* _REQUIREMENTS_
Restate the data below word for word. Skip any images it contains.

────────────────────────────────────────

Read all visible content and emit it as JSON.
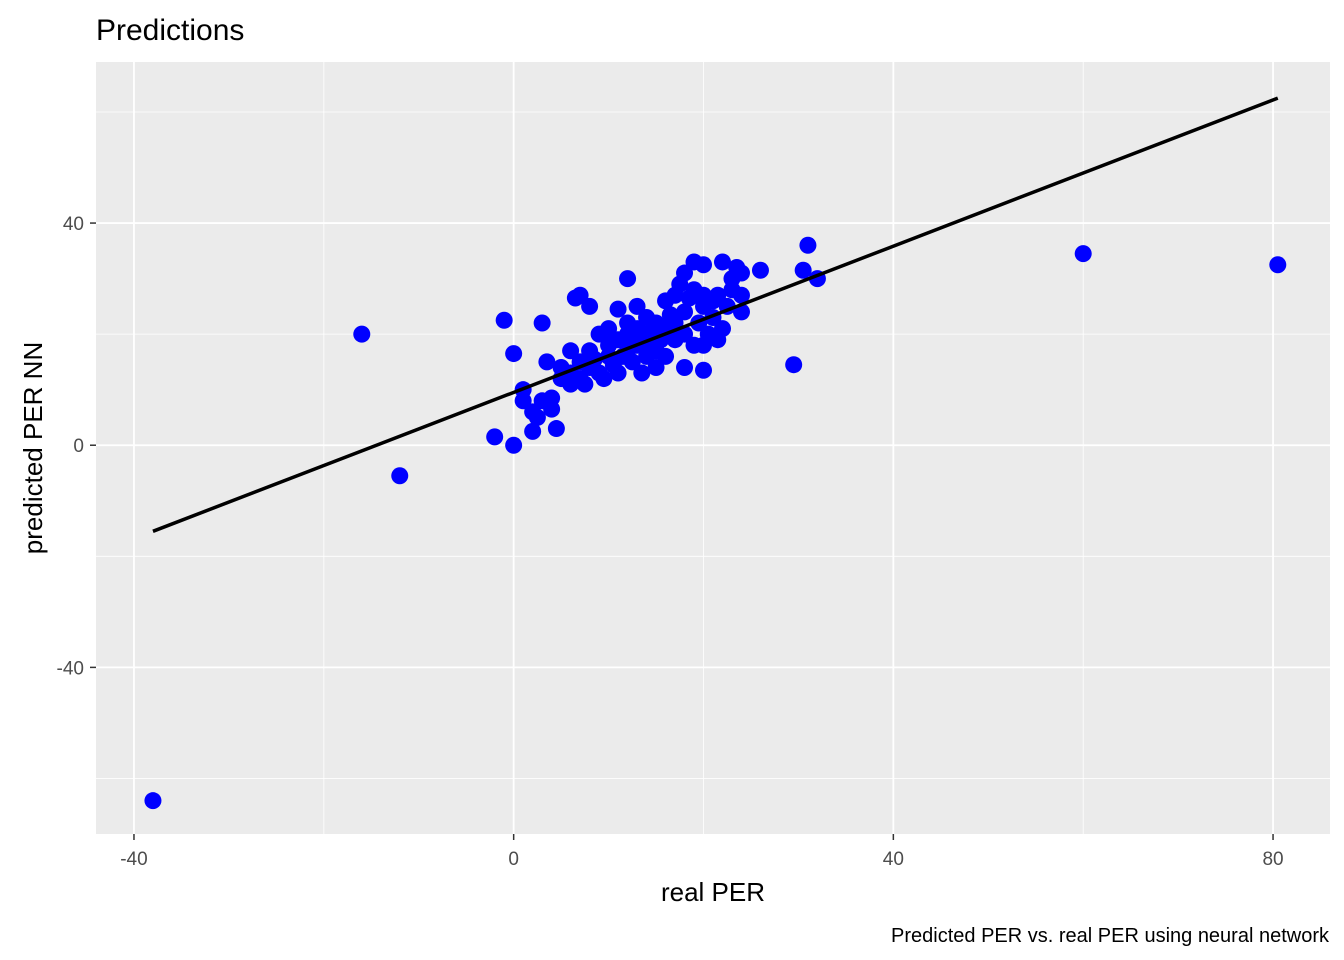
{
  "chart_data": {
    "type": "scatter",
    "title": "Predictions",
    "xlabel": "real PER",
    "ylabel": "predicted PER NN",
    "caption": "Predicted PER vs. real PER using neural network",
    "xlim": [
      -44,
      86
    ],
    "ylim": [
      -70,
      69
    ],
    "x_ticks": [
      -40,
      0,
      40,
      80
    ],
    "x_tick_labels": [
      "-40",
      "0",
      "40",
      "80"
    ],
    "y_ticks": [
      -40,
      0,
      40
    ],
    "y_tick_labels": [
      "-40",
      "0",
      "40"
    ],
    "grid": true,
    "point_color": "#0000ff",
    "line_color": "#000000",
    "panel_background": "#ebebeb",
    "fit_line": {
      "x": [
        -38,
        80.5
      ],
      "y": [
        -15.5,
        62.5
      ]
    },
    "series": [
      {
        "type": "scatter",
        "points": [
          {
            "x": -38,
            "y": -64
          },
          {
            "x": -16,
            "y": 20
          },
          {
            "x": -12,
            "y": -5.5
          },
          {
            "x": -2,
            "y": 1.5
          },
          {
            "x": 0,
            "y": 0
          },
          {
            "x": -1,
            "y": 22.5
          },
          {
            "x": 0,
            "y": 16.5
          },
          {
            "x": 1,
            "y": 10
          },
          {
            "x": 1,
            "y": 8
          },
          {
            "x": 2,
            "y": 6
          },
          {
            "x": 2,
            "y": 2.5
          },
          {
            "x": 2.5,
            "y": 5
          },
          {
            "x": 3,
            "y": 8
          },
          {
            "x": 3,
            "y": 22
          },
          {
            "x": 3.5,
            "y": 15
          },
          {
            "x": 4,
            "y": 6.5
          },
          {
            "x": 4,
            "y": 8.5
          },
          {
            "x": 4.5,
            "y": 3
          },
          {
            "x": 5,
            "y": 12
          },
          {
            "x": 5,
            "y": 14
          },
          {
            "x": 6,
            "y": 11
          },
          {
            "x": 6,
            "y": 13
          },
          {
            "x": 6,
            "y": 17
          },
          {
            "x": 6.5,
            "y": 26.5
          },
          {
            "x": 7,
            "y": 27
          },
          {
            "x": 7,
            "y": 15
          },
          {
            "x": 7,
            "y": 12
          },
          {
            "x": 7.5,
            "y": 11
          },
          {
            "x": 8,
            "y": 25
          },
          {
            "x": 8,
            "y": 17
          },
          {
            "x": 8,
            "y": 14
          },
          {
            "x": 8.5,
            "y": 15.5
          },
          {
            "x": 9,
            "y": 20
          },
          {
            "x": 9,
            "y": 13
          },
          {
            "x": 9.5,
            "y": 12
          },
          {
            "x": 10,
            "y": 16
          },
          {
            "x": 10,
            "y": 18
          },
          {
            "x": 10,
            "y": 21
          },
          {
            "x": 10.5,
            "y": 14.5
          },
          {
            "x": 11,
            "y": 13
          },
          {
            "x": 11,
            "y": 19
          },
          {
            "x": 11,
            "y": 24.5
          },
          {
            "x": 11.5,
            "y": 16
          },
          {
            "x": 12,
            "y": 20
          },
          {
            "x": 12,
            "y": 22
          },
          {
            "x": 12,
            "y": 17
          },
          {
            "x": 12,
            "y": 30
          },
          {
            "x": 12.5,
            "y": 15
          },
          {
            "x": 13,
            "y": 18
          },
          {
            "x": 13,
            "y": 25
          },
          {
            "x": 13,
            "y": 21
          },
          {
            "x": 13.5,
            "y": 13
          },
          {
            "x": 14,
            "y": 16
          },
          {
            "x": 14,
            "y": 19
          },
          {
            "x": 14,
            "y": 23
          },
          {
            "x": 14.5,
            "y": 20.5
          },
          {
            "x": 15,
            "y": 17
          },
          {
            "x": 15,
            "y": 22
          },
          {
            "x": 15,
            "y": 14
          },
          {
            "x": 15.5,
            "y": 19
          },
          {
            "x": 16,
            "y": 21
          },
          {
            "x": 16,
            "y": 26
          },
          {
            "x": 16,
            "y": 16
          },
          {
            "x": 16.5,
            "y": 23.5
          },
          {
            "x": 17,
            "y": 19
          },
          {
            "x": 17,
            "y": 27
          },
          {
            "x": 17,
            "y": 22
          },
          {
            "x": 17.5,
            "y": 29
          },
          {
            "x": 18,
            "y": 24
          },
          {
            "x": 18,
            "y": 31
          },
          {
            "x": 18,
            "y": 20
          },
          {
            "x": 18,
            "y": 14
          },
          {
            "x": 18.5,
            "y": 26.5
          },
          {
            "x": 19,
            "y": 28
          },
          {
            "x": 19,
            "y": 33
          },
          {
            "x": 19,
            "y": 18
          },
          {
            "x": 19.5,
            "y": 22
          },
          {
            "x": 20,
            "y": 25
          },
          {
            "x": 20,
            "y": 27
          },
          {
            "x": 20,
            "y": 32.5
          },
          {
            "x": 20,
            "y": 13.5
          },
          {
            "x": 20,
            "y": 18
          },
          {
            "x": 20.5,
            "y": 20
          },
          {
            "x": 21,
            "y": 26
          },
          {
            "x": 21,
            "y": 23
          },
          {
            "x": 21.5,
            "y": 19
          },
          {
            "x": 21.5,
            "y": 27
          },
          {
            "x": 22,
            "y": 33
          },
          {
            "x": 22,
            "y": 21
          },
          {
            "x": 22.5,
            "y": 25
          },
          {
            "x": 23,
            "y": 30
          },
          {
            "x": 23,
            "y": 28
          },
          {
            "x": 23.5,
            "y": 32
          },
          {
            "x": 24,
            "y": 31
          },
          {
            "x": 24,
            "y": 27
          },
          {
            "x": 24,
            "y": 24
          },
          {
            "x": 26,
            "y": 31.5
          },
          {
            "x": 29.5,
            "y": 14.5
          },
          {
            "x": 30.5,
            "y": 31.5
          },
          {
            "x": 31,
            "y": 36
          },
          {
            "x": 32,
            "y": 30
          },
          {
            "x": 60,
            "y": 34.5
          },
          {
            "x": 80.5,
            "y": 32.5
          }
        ]
      }
    ]
  }
}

────────────────────────────────────────

* _RESULT_
Read all visible content and emit it as JSON.
{
  "chart_data": {
    "type": "scatter",
    "title": "Predictions",
    "xlabel": "real PER",
    "ylabel": "predicted PER NN",
    "caption": "Predicted PER vs. real PER using neural network",
    "xlim": [
      -44,
      86
    ],
    "ylim": [
      -70,
      69
    ],
    "x_ticks": [
      -40,
      0,
      40,
      80
    ],
    "x_tick_labels": [
      "-40",
      "0",
      "40",
      "80"
    ],
    "y_ticks": [
      -40,
      0,
      40
    ],
    "y_tick_labels": [
      "-40",
      "0",
      "40"
    ],
    "grid": true,
    "point_color": "#0000ff",
    "line_color": "#000000",
    "panel_background": "#ebebeb",
    "fit_line": {
      "x": [
        -38,
        80.5
      ],
      "y": [
        -15.5,
        62.5
      ]
    },
    "series": [
      {
        "type": "scatter",
        "points": [
          {
            "x": -38,
            "y": -64
          },
          {
            "x": -16,
            "y": 20
          },
          {
            "x": -12,
            "y": -5.5
          },
          {
            "x": -2,
            "y": 1.5
          },
          {
            "x": 0,
            "y": 0
          },
          {
            "x": -1,
            "y": 22.5
          },
          {
            "x": 0,
            "y": 16.5
          },
          {
            "x": 1,
            "y": 10
          },
          {
            "x": 1,
            "y": 8
          },
          {
            "x": 2,
            "y": 6
          },
          {
            "x": 2,
            "y": 2.5
          },
          {
            "x": 2.5,
            "y": 5
          },
          {
            "x": 3,
            "y": 8
          },
          {
            "x": 3,
            "y": 22
          },
          {
            "x": 3.5,
            "y": 15
          },
          {
            "x": 4,
            "y": 6.5
          },
          {
            "x": 4,
            "y": 8.5
          },
          {
            "x": 4.5,
            "y": 3
          },
          {
            "x": 5,
            "y": 12
          },
          {
            "x": 5,
            "y": 14
          },
          {
            "x": 6,
            "y": 11
          },
          {
            "x": 6,
            "y": 13
          },
          {
            "x": 6,
            "y": 17
          },
          {
            "x": 6.5,
            "y": 26.5
          },
          {
            "x": 7,
            "y": 27
          },
          {
            "x": 7,
            "y": 15
          },
          {
            "x": 7,
            "y": 12
          },
          {
            "x": 7.5,
            "y": 11
          },
          {
            "x": 8,
            "y": 25
          },
          {
            "x": 8,
            "y": 17
          },
          {
            "x": 8,
            "y": 14
          },
          {
            "x": 8.5,
            "y": 15.5
          },
          {
            "x": 9,
            "y": 20
          },
          {
            "x": 9,
            "y": 13
          },
          {
            "x": 9.5,
            "y": 12
          },
          {
            "x": 10,
            "y": 16
          },
          {
            "x": 10,
            "y": 18
          },
          {
            "x": 10,
            "y": 21
          },
          {
            "x": 10.5,
            "y": 14.5
          },
          {
            "x": 11,
            "y": 13
          },
          {
            "x": 11,
            "y": 19
          },
          {
            "x": 11,
            "y": 24.5
          },
          {
            "x": 11.5,
            "y": 16
          },
          {
            "x": 12,
            "y": 20
          },
          {
            "x": 12,
            "y": 22
          },
          {
            "x": 12,
            "y": 17
          },
          {
            "x": 12,
            "y": 30
          },
          {
            "x": 12.5,
            "y": 15
          },
          {
            "x": 13,
            "y": 18
          },
          {
            "x": 13,
            "y": 25
          },
          {
            "x": 13,
            "y": 21
          },
          {
            "x": 13.5,
            "y": 13
          },
          {
            "x": 14,
            "y": 16
          },
          {
            "x": 14,
            "y": 19
          },
          {
            "x": 14,
            "y": 23
          },
          {
            "x": 14.5,
            "y": 20.5
          },
          {
            "x": 15,
            "y": 17
          },
          {
            "x": 15,
            "y": 22
          },
          {
            "x": 15,
            "y": 14
          },
          {
            "x": 15.5,
            "y": 19
          },
          {
            "x": 16,
            "y": 21
          },
          {
            "x": 16,
            "y": 26
          },
          {
            "x": 16,
            "y": 16
          },
          {
            "x": 16.5,
            "y": 23.5
          },
          {
            "x": 17,
            "y": 19
          },
          {
            "x": 17,
            "y": 27
          },
          {
            "x": 17,
            "y": 22
          },
          {
            "x": 17.5,
            "y": 29
          },
          {
            "x": 18,
            "y": 24
          },
          {
            "x": 18,
            "y": 31
          },
          {
            "x": 18,
            "y": 20
          },
          {
            "x": 18,
            "y": 14
          },
          {
            "x": 18.5,
            "y": 26.5
          },
          {
            "x": 19,
            "y": 28
          },
          {
            "x": 19,
            "y": 33
          },
          {
            "x": 19,
            "y": 18
          },
          {
            "x": 19.5,
            "y": 22
          },
          {
            "x": 20,
            "y": 25
          },
          {
            "x": 20,
            "y": 27
          },
          {
            "x": 20,
            "y": 32.5
          },
          {
            "x": 20,
            "y": 13.5
          },
          {
            "x": 20,
            "y": 18
          },
          {
            "x": 20.5,
            "y": 20
          },
          {
            "x": 21,
            "y": 26
          },
          {
            "x": 21,
            "y": 23
          },
          {
            "x": 21.5,
            "y": 19
          },
          {
            "x": 21.5,
            "y": 27
          },
          {
            "x": 22,
            "y": 33
          },
          {
            "x": 22,
            "y": 21
          },
          {
            "x": 22.5,
            "y": 25
          },
          {
            "x": 23,
            "y": 30
          },
          {
            "x": 23,
            "y": 28
          },
          {
            "x": 23.5,
            "y": 32
          },
          {
            "x": 24,
            "y": 31
          },
          {
            "x": 24,
            "y": 27
          },
          {
            "x": 24,
            "y": 24
          },
          {
            "x": 26,
            "y": 31.5
          },
          {
            "x": 29.5,
            "y": 14.5
          },
          {
            "x": 30.5,
            "y": 31.5
          },
          {
            "x": 31,
            "y": 36
          },
          {
            "x": 32,
            "y": 30
          },
          {
            "x": 60,
            "y": 34.5
          },
          {
            "x": 80.5,
            "y": 32.5
          }
        ]
      }
    ]
  }
}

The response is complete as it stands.